----- Raw data -----
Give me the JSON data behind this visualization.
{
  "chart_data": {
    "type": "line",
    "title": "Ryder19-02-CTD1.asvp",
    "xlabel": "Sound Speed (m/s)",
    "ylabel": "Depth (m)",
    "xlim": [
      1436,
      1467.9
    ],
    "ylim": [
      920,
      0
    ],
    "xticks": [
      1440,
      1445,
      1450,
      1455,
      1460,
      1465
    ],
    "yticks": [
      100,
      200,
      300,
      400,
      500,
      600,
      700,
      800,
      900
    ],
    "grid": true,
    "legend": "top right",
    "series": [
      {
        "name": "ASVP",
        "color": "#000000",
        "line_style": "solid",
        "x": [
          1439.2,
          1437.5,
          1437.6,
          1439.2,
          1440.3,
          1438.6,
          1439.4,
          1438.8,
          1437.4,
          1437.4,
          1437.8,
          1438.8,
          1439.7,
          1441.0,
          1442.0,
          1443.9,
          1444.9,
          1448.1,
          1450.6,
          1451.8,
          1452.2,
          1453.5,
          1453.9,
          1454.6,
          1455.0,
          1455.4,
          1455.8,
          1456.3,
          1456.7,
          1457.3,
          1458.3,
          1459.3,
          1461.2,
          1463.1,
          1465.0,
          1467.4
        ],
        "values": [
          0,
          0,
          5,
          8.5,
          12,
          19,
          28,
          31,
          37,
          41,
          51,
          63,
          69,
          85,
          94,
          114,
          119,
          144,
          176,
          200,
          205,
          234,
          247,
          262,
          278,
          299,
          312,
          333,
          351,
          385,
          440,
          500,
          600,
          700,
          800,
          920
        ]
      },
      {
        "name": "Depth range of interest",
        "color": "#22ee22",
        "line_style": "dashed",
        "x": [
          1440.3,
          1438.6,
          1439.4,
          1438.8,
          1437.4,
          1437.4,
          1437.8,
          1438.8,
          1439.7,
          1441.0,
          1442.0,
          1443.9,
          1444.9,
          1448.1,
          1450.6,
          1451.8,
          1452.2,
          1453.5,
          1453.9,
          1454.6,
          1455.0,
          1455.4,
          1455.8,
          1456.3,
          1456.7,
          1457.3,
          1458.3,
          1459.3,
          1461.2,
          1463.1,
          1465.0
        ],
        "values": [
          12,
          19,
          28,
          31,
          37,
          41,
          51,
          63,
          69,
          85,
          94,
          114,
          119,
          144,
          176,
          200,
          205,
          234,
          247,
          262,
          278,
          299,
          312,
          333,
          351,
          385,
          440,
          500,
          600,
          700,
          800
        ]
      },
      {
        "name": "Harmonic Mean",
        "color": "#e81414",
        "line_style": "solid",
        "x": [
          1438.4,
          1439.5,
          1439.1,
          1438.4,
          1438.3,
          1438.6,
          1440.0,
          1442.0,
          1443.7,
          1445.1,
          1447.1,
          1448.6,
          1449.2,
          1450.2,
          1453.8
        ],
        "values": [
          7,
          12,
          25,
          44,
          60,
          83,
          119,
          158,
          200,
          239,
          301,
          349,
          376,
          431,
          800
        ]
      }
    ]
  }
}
-----
• What is expected: Each line that contains the string "Depth" counts once; report how many such lines the entries have, giving only the number.

• Answer: 2